**Your objective**
Please set down all the lines beneath this one exactly, without the pictures.

##### Records for processing

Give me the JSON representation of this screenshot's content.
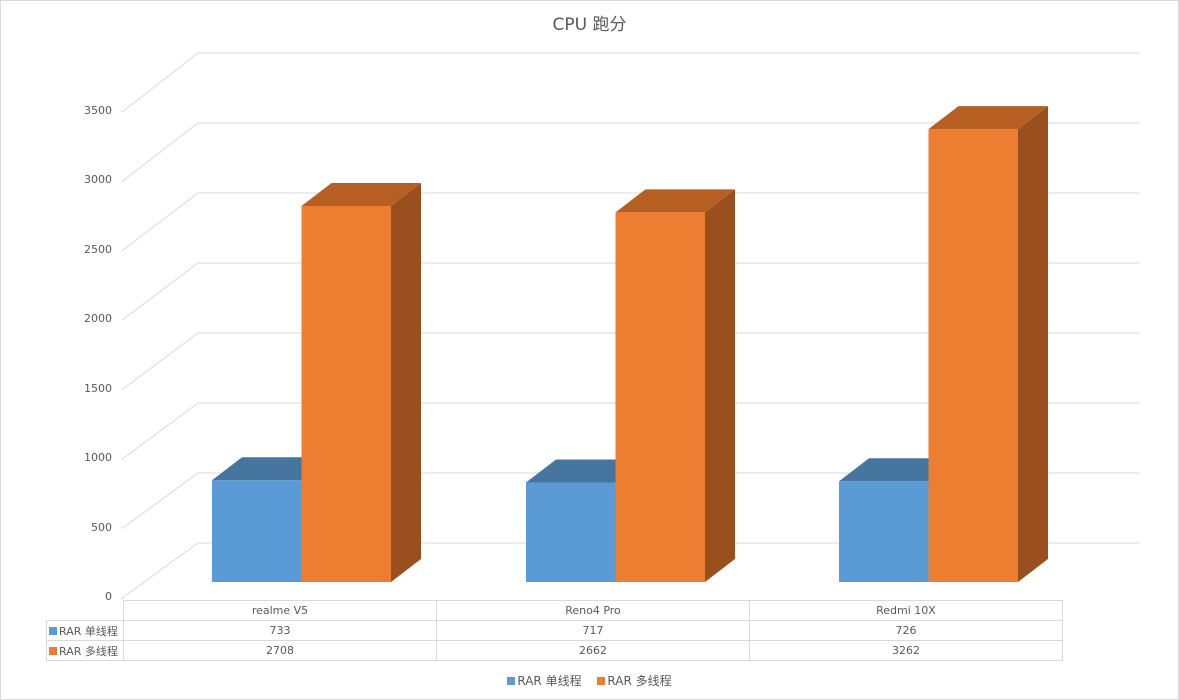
{
  "chart_data": {
    "type": "bar",
    "subtype": "3d-clustered-column",
    "title": "CPU 跑分",
    "categories": [
      "realme V5",
      "Reno4 Pro",
      "Redmi 10X"
    ],
    "series": [
      {
        "name": "RAR 单线程",
        "values": [
          733,
          717,
          726
        ],
        "color": "#5b9bd5"
      },
      {
        "name": "RAR 多线程",
        "values": [
          2708,
          2662,
          3262
        ],
        "color": "#ed7d31"
      }
    ],
    "xlabel": "",
    "ylabel": "",
    "ylim": [
      0,
      3500
    ],
    "yticks": [
      "0",
      "500",
      "1000",
      "1500",
      "2000",
      "2500",
      "3000",
      "3500"
    ],
    "grid": true,
    "legend_position": "bottom",
    "data_table": true
  },
  "table": {
    "headers": [
      "realme V5",
      "Reno4 Pro",
      "Redmi 10X"
    ],
    "rows": [
      {
        "label": "RAR 单线程",
        "values": [
          "733",
          "717",
          "726"
        ]
      },
      {
        "label": "RAR 多线程",
        "values": [
          "2708",
          "2662",
          "3262"
        ]
      }
    ]
  },
  "legend": [
    {
      "label": "RAR 单线程",
      "color": "#5b9bd5"
    },
    {
      "label": "RAR 多线程",
      "color": "#ed7d31"
    }
  ]
}
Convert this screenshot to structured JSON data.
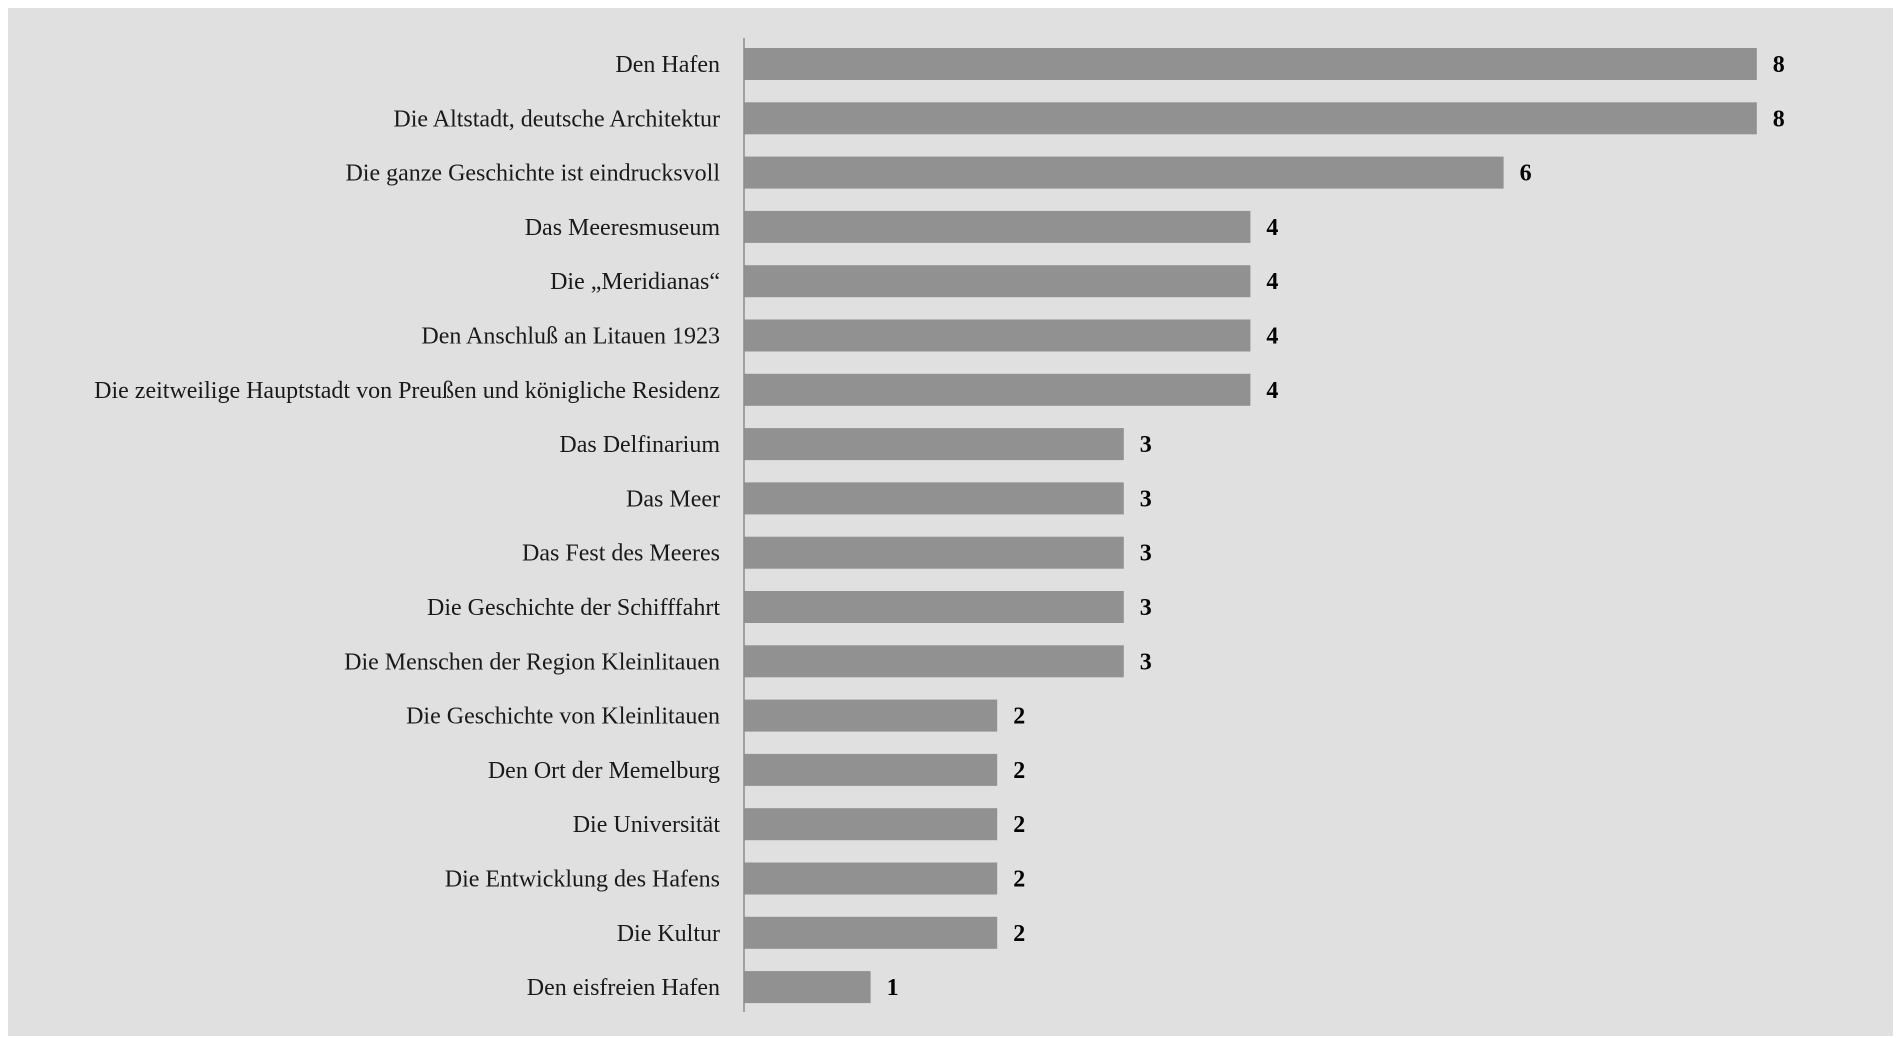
{
  "colors": {
    "background": "#e0e0e0",
    "bar": "#919191",
    "axis": "#8c8c8c",
    "label_text": "#1a1a1a",
    "value_text": "#000000"
  },
  "chart_data": {
    "type": "bar",
    "orientation": "horizontal",
    "title": "",
    "xlabel": "",
    "ylabel": "",
    "grid": false,
    "legend": "none",
    "data_labels": true,
    "xlim": [
      0,
      8
    ],
    "categories": [
      "Den Hafen",
      "Die Altstadt, deutsche Architektur",
      "Die ganze Geschichte ist eindrucksvoll",
      "Das Meeresmuseum",
      "Die „Meridianas“",
      "Den Anschluß an Litauen 1923",
      "Die zeitweilige Hauptstadt von Preußen und königliche Residenz",
      "Das Delfinarium",
      "Das Meer",
      "Das Fest des Meeres",
      "Die Geschichte der Schifffahrt",
      "Die Menschen der Region Kleinlitauen",
      "Die Geschichte von Kleinlitauen",
      "Den Ort der Memelburg",
      "Die Universität",
      "Die Entwicklung des Hafens",
      "Die Kultur",
      "Den eisfreien Hafen"
    ],
    "values": [
      8,
      8,
      6,
      4,
      4,
      4,
      4,
      3,
      3,
      3,
      3,
      3,
      2,
      2,
      2,
      2,
      2,
      1
    ]
  }
}
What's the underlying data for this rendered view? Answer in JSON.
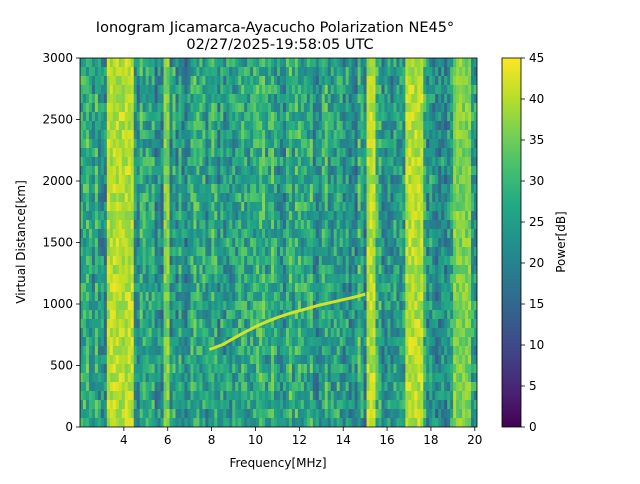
{
  "chart_data": {
    "type": "heatmap",
    "title": "Ionogram Jicamarca-Ayacucho Polarization NE45°",
    "subtitle": "02/27/2025-19:58:05 UTC",
    "xlabel": "Frequency[MHz]",
    "ylabel": "Virtual Distance[km]",
    "colorbar_label": "Power[dB]",
    "colormap": "viridis",
    "xlim": [
      2.0,
      20.1
    ],
    "ylim": [
      0,
      3000
    ],
    "clim": [
      0,
      45
    ],
    "x_ticks": [
      4,
      6,
      8,
      10,
      12,
      14,
      16,
      18,
      20
    ],
    "x_tick_labels": [
      "4",
      "6",
      "8",
      "10",
      "12",
      "14",
      "16",
      "18",
      "20"
    ],
    "y_ticks": [
      0,
      500,
      1000,
      1500,
      2000,
      2500,
      3000
    ],
    "y_tick_labels": [
      "0",
      "500",
      "1000",
      "1500",
      "2000",
      "2500",
      "3000"
    ],
    "colorbar_ticks": [
      0,
      5,
      10,
      15,
      20,
      25,
      30,
      35,
      40,
      45
    ],
    "colorbar_tick_labels": [
      "0",
      "5",
      "10",
      "15",
      "20",
      "25",
      "30",
      "35",
      "40",
      "45"
    ],
    "background_power_db": 25,
    "strong_bands": [
      {
        "from_mhz": 3.2,
        "to_mhz": 4.4,
        "power_db": 44
      },
      {
        "from_mhz": 5.8,
        "to_mhz": 6.1,
        "power_db": 40
      },
      {
        "from_mhz": 15.0,
        "to_mhz": 15.5,
        "power_db": 44
      },
      {
        "from_mhz": 16.8,
        "to_mhz": 17.6,
        "power_db": 44
      },
      {
        "from_mhz": 19.0,
        "to_mhz": 19.8,
        "power_db": 40
      }
    ],
    "echo_trace": {
      "name": "",
      "frequency_mhz": [
        7.9,
        8.5,
        9.0,
        9.5,
        10.0,
        10.5,
        11.0,
        11.5,
        12.0,
        12.5,
        13.0,
        13.5,
        14.0,
        14.5,
        15.0
      ],
      "virtual_distance_km": [
        630,
        670,
        720,
        770,
        815,
        855,
        890,
        920,
        945,
        970,
        995,
        1015,
        1035,
        1055,
        1080
      ],
      "power_db": 42
    }
  }
}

##########

**Answer below**
Give me the JSON representation of this screenshot's content.
{
  "chart_data": {
    "type": "bar",
    "subtype": "3d-clustered-column",
    "title": "CPU 跑分",
    "categories": [
      "realme V5",
      "Reno4 Pro",
      "Redmi 10X"
    ],
    "series": [
      {
        "name": "RAR 单线程",
        "values": [
          733,
          717,
          726
        ],
        "color": "#5b9bd5"
      },
      {
        "name": "RAR 多线程",
        "values": [
          2708,
          2662,
          3262
        ],
        "color": "#ed7d31"
      }
    ],
    "xlabel": "",
    "ylabel": "",
    "ylim": [
      0,
      3500
    ],
    "yticks": [
      "0",
      "500",
      "1000",
      "1500",
      "2000",
      "2500",
      "3000",
      "3500"
    ],
    "grid": true,
    "legend_position": "bottom",
    "data_table": true
  },
  "table": {
    "headers": [
      "realme V5",
      "Reno4 Pro",
      "Redmi 10X"
    ],
    "rows": [
      {
        "label": "RAR 单线程",
        "values": [
          "733",
          "717",
          "726"
        ]
      },
      {
        "label": "RAR 多线程",
        "values": [
          "2708",
          "2662",
          "3262"
        ]
      }
    ]
  },
  "legend": [
    {
      "label": "RAR 单线程",
      "color": "#5b9bd5"
    },
    {
      "label": "RAR 多线程",
      "color": "#ed7d31"
    }
  ]
}
Convert this screenshot to structured JSON data.
{
  "colors": {
    "background": "#e0e0e0",
    "bar": "#919191",
    "axis": "#8c8c8c",
    "label_text": "#1a1a1a",
    "value_text": "#000000"
  },
  "chart_data": {
    "type": "bar",
    "orientation": "horizontal",
    "title": "",
    "xlabel": "",
    "ylabel": "",
    "grid": false,
    "legend": "none",
    "data_labels": true,
    "xlim": [
      0,
      8
    ],
    "categories": [
      "Den Hafen",
      "Die Altstadt, deutsche Architektur",
      "Die ganze Geschichte ist eindrucksvoll",
      "Das Meeresmuseum",
      "Die „Meridianas“",
      "Den Anschluß an Litauen 1923",
      "Die zeitweilige Hauptstadt von Preußen und königliche Residenz",
      "Das Delfinarium",
      "Das Meer",
      "Das Fest des Meeres",
      "Die Geschichte der Schifffahrt",
      "Die Menschen der Region Kleinlitauen",
      "Die Geschichte von Kleinlitauen",
      "Den Ort der Memelburg",
      "Die Universität",
      "Die Entwicklung des Hafens",
      "Die Kultur",
      "Den eisfreien Hafen"
    ],
    "values": [
      8,
      8,
      6,
      4,
      4,
      4,
      4,
      3,
      3,
      3,
      3,
      3,
      2,
      2,
      2,
      2,
      2,
      1
    ]
  }
}
What's the underlying data for this rendered view? Answer in JSON.
{
  "chart_data": {
    "type": "heatmap",
    "title": "Ionogram Jicamarca-Ayacucho Polarization NE45°",
    "subtitle": "02/27/2025-19:58:05 UTC",
    "xlabel": "Frequency[MHz]",
    "ylabel": "Virtual Distance[km]",
    "colorbar_label": "Power[dB]",
    "colormap": "viridis",
    "xlim": [
      2.0,
      20.1
    ],
    "ylim": [
      0,
      3000
    ],
    "clim": [
      0,
      45
    ],
    "x_ticks": [
      4,
      6,
      8,
      10,
      12,
      14,
      16,
      18,
      20
    ],
    "x_tick_labels": [
      "4",
      "6",
      "8",
      "10",
      "12",
      "14",
      "16",
      "18",
      "20"
    ],
    "y_ticks": [
      0,
      500,
      1000,
      1500,
      2000,
      2500,
      3000
    ],
    "y_tick_labels": [
      "0",
      "500",
      "1000",
      "1500",
      "2000",
      "2500",
      "3000"
    ],
    "colorbar_ticks": [
      0,
      5,
      10,
      15,
      20,
      25,
      30,
      35,
      40,
      45
    ],
    "colorbar_tick_labels": [
      "0",
      "5",
      "10",
      "15",
      "20",
      "25",
      "30",
      "35",
      "40",
      "45"
    ],
    "background_power_db": 25,
    "strong_bands": [
      {
        "from_mhz": 3.2,
        "to_mhz": 4.4,
        "power_db": 44
      },
      {
        "from_mhz": 5.8,
        "to_mhz": 6.1,
        "power_db": 40
      },
      {
        "from_mhz": 15.0,
        "to_mhz": 15.5,
        "power_db": 44
      },
      {
        "from_mhz": 16.8,
        "to_mhz": 17.6,
        "power_db": 44
      },
      {
        "from_mhz": 19.0,
        "to_mhz": 19.8,
        "power_db": 40
      }
    ],
    "echo_trace": {
      "name": "",
      "frequency_mhz": [
        7.9,
        8.5,
        9.0,
        9.5,
        10.0,
        10.5,
        11.0,
        11.5,
        12.0,
        12.5,
        13.0,
        13.5,
        14.0,
        14.5,
        15.0
      ],
      "virtual_distance_km": [
        630,
        670,
        720,
        770,
        815,
        855,
        890,
        920,
        945,
        970,
        995,
        1015,
        1035,
        1055,
        1080
      ],
      "power_db": 42
    }
  }
}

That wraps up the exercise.